━━━━━ Dataset entries
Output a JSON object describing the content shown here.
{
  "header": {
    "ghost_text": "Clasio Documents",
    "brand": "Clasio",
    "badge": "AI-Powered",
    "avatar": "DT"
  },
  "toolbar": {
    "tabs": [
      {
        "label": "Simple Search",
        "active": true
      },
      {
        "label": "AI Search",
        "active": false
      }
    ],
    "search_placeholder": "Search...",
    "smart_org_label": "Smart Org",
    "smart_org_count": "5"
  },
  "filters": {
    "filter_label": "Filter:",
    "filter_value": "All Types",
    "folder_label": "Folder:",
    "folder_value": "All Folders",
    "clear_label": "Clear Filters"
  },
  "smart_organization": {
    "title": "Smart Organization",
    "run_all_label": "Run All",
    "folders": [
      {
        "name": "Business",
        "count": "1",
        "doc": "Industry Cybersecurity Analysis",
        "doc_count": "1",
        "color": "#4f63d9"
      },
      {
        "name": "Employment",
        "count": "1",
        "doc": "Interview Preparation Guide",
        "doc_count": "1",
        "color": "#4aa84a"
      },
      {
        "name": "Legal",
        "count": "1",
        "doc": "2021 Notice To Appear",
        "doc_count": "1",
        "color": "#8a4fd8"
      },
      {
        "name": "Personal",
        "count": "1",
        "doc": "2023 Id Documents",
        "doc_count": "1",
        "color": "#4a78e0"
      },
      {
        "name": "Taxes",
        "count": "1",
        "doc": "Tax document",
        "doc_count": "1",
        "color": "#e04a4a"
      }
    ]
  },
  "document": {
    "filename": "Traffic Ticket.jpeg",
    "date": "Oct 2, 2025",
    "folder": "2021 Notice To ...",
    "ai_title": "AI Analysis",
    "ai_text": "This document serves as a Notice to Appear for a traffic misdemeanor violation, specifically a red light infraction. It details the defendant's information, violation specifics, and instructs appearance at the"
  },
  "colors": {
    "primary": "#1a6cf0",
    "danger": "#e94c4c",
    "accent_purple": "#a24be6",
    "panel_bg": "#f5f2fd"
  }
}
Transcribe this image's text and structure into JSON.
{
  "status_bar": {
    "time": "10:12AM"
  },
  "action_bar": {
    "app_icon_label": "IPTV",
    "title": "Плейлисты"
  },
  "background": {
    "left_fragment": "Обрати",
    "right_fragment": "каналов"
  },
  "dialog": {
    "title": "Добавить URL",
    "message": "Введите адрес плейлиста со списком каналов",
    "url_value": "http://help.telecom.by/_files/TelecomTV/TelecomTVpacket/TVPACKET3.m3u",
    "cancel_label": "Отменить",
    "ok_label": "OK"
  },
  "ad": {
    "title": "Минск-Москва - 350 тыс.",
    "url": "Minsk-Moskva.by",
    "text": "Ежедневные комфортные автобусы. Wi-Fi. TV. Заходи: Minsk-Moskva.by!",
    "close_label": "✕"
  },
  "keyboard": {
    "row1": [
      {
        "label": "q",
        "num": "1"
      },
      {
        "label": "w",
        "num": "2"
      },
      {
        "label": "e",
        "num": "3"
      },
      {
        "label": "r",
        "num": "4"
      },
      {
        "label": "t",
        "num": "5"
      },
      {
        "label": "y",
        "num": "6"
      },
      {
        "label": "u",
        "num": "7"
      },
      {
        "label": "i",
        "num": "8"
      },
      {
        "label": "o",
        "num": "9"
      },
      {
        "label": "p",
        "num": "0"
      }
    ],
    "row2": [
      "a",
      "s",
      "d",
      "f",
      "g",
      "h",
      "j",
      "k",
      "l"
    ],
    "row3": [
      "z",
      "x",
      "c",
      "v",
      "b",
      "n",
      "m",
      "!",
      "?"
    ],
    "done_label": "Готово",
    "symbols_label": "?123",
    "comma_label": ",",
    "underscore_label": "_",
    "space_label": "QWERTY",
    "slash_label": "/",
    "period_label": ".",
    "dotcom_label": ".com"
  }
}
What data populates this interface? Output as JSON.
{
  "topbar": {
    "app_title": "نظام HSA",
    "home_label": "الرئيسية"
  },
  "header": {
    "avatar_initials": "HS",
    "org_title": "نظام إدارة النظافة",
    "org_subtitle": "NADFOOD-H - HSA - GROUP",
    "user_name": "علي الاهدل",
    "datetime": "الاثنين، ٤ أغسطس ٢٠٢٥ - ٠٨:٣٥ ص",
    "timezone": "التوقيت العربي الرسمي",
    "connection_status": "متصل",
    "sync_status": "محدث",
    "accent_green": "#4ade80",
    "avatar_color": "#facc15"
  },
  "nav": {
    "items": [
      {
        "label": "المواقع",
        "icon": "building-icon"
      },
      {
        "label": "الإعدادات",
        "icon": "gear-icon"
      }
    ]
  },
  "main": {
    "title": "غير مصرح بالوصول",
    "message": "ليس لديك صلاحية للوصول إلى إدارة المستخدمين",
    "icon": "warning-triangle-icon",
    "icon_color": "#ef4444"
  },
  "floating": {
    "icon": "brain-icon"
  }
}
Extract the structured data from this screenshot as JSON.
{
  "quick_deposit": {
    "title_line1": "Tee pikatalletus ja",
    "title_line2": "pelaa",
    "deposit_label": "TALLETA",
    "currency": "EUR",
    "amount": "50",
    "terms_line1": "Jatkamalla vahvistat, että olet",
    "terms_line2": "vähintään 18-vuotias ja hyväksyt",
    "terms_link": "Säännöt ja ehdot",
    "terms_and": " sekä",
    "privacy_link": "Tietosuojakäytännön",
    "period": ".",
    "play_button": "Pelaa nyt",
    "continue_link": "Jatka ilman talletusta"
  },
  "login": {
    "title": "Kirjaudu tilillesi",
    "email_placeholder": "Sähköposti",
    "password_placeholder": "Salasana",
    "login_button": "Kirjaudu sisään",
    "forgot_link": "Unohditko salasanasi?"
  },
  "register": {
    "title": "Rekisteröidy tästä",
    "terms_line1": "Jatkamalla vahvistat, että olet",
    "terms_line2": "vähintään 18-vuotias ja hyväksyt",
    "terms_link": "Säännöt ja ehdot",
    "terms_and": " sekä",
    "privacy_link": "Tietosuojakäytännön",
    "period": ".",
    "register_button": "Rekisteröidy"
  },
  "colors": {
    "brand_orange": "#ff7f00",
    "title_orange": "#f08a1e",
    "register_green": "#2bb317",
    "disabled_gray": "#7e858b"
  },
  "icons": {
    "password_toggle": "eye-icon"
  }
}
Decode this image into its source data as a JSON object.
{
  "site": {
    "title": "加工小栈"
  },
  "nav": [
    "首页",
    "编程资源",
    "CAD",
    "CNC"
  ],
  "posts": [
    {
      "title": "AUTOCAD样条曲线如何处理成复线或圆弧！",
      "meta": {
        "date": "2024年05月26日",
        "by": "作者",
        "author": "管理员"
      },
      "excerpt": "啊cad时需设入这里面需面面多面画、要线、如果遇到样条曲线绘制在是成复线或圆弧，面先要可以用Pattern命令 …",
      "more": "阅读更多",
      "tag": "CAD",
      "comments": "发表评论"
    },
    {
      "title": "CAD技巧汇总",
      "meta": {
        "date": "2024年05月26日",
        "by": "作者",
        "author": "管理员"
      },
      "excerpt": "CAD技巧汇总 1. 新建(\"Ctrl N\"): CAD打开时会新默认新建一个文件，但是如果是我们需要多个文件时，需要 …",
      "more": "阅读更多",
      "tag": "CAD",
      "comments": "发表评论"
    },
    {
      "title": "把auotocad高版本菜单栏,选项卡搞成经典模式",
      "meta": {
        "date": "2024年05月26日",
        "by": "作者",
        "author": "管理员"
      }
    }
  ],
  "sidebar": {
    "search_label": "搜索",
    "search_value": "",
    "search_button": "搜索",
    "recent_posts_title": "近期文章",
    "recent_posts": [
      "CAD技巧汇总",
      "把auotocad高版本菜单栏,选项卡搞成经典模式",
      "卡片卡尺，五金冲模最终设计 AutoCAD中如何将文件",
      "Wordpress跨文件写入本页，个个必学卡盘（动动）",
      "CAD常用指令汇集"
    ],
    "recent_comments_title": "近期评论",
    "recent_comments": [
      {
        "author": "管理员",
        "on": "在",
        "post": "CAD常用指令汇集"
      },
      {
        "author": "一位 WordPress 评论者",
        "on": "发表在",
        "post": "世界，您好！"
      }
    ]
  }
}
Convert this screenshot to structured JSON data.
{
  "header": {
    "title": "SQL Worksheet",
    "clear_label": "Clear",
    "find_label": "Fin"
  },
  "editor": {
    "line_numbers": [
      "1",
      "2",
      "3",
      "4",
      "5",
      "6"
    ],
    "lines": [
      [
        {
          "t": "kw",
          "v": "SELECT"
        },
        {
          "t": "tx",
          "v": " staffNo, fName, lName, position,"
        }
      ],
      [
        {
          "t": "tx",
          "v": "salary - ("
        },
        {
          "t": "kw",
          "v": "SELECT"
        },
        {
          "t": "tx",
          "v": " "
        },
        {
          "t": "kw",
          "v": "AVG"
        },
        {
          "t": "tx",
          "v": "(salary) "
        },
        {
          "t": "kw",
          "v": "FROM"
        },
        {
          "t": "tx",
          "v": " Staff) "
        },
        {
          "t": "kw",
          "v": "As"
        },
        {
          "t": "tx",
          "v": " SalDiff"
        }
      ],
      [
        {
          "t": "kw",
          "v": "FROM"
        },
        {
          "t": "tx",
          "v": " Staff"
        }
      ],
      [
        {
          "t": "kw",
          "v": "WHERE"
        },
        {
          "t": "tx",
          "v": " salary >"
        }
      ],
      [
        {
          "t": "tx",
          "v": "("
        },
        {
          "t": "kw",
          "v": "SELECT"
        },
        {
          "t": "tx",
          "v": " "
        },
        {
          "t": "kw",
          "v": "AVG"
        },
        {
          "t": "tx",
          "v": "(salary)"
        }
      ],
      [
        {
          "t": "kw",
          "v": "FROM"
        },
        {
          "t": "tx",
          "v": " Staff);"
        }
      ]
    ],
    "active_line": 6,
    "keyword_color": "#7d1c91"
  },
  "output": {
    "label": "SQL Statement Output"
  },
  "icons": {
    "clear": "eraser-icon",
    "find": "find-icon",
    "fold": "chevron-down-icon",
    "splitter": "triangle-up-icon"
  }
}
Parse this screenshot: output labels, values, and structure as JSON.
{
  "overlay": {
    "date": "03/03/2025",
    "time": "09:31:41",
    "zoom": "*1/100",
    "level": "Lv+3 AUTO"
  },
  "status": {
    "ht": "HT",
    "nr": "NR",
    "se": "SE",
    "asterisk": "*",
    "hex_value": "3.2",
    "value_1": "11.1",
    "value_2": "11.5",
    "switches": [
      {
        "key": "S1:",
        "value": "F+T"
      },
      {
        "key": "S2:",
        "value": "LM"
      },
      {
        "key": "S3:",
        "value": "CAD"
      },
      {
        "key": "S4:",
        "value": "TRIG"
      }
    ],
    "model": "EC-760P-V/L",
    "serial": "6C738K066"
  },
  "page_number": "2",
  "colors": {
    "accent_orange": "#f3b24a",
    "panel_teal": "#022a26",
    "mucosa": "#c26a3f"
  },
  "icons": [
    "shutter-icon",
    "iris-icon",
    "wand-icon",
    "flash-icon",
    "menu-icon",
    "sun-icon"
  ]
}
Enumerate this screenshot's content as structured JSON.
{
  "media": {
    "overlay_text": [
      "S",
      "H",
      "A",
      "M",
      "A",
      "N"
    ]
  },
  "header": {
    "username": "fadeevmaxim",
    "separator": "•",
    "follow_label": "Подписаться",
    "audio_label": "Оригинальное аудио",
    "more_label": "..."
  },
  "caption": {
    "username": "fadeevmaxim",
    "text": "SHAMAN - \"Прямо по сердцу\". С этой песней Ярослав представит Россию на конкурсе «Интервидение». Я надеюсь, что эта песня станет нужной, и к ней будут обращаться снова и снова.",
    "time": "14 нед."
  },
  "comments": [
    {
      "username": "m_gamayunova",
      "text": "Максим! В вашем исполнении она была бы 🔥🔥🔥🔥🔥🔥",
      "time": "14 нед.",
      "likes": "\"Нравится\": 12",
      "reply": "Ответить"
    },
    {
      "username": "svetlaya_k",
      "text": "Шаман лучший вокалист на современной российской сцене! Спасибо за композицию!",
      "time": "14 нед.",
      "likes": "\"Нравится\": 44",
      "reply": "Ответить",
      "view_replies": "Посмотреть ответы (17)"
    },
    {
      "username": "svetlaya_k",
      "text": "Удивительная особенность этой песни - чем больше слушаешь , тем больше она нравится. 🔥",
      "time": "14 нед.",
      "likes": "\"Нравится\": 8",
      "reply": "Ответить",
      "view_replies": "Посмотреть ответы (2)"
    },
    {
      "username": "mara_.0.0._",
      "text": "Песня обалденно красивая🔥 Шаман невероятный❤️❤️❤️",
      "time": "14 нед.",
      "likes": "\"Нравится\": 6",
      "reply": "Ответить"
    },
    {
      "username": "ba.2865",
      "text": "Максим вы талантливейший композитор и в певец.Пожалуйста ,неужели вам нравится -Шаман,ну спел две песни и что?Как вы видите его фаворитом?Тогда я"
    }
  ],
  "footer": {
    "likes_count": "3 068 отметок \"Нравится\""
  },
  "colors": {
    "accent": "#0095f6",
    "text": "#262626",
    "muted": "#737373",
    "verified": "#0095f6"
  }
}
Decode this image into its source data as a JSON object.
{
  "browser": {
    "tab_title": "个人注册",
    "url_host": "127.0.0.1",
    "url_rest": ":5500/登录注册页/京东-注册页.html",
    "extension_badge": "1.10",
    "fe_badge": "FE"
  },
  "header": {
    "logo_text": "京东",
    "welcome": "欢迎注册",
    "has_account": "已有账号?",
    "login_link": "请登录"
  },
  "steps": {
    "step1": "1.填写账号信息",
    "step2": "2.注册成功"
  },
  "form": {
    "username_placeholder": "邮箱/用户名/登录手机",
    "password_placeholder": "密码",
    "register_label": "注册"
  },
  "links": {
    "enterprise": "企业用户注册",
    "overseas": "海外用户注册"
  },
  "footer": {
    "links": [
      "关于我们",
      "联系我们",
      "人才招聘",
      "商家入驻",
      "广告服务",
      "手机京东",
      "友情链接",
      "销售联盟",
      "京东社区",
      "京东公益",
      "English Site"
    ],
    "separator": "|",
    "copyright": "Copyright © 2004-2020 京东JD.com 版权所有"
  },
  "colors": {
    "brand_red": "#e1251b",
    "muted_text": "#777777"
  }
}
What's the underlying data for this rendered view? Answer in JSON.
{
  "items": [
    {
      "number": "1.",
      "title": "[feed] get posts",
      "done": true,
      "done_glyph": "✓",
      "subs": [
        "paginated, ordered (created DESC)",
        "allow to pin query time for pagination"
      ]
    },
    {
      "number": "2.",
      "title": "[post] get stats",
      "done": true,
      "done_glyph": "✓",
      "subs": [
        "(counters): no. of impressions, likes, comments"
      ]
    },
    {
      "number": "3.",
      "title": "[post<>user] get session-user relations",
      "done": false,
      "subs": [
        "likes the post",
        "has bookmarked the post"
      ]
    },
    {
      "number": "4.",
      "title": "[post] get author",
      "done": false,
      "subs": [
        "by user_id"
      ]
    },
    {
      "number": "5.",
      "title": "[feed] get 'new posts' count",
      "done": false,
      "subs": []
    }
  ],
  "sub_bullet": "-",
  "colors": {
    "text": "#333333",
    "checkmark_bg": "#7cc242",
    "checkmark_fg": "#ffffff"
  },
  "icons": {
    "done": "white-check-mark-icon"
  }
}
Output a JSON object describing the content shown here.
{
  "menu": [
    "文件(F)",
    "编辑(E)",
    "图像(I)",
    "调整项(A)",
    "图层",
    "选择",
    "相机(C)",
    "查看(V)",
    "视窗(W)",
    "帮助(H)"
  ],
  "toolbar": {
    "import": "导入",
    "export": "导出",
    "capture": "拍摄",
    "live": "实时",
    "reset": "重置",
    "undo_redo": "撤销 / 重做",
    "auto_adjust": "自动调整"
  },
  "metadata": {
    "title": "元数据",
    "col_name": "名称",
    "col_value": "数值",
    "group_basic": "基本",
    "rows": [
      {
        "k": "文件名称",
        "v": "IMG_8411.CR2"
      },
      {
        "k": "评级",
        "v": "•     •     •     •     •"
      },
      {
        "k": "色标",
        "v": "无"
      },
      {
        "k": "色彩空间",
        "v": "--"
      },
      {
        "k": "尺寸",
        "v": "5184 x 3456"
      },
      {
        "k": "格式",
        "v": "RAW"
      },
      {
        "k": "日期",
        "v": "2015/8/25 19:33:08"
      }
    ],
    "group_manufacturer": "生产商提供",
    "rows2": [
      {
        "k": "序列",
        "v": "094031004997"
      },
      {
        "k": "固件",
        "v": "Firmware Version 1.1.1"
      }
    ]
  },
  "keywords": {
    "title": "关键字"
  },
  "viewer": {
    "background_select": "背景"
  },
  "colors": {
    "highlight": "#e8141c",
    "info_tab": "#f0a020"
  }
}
━━━━━━━━━━
Check every line of the data above for the string "نظام", and copy those that have it.

    "app_title": "نظام HSA",
    "org_title": "نظام إدارة النظافة",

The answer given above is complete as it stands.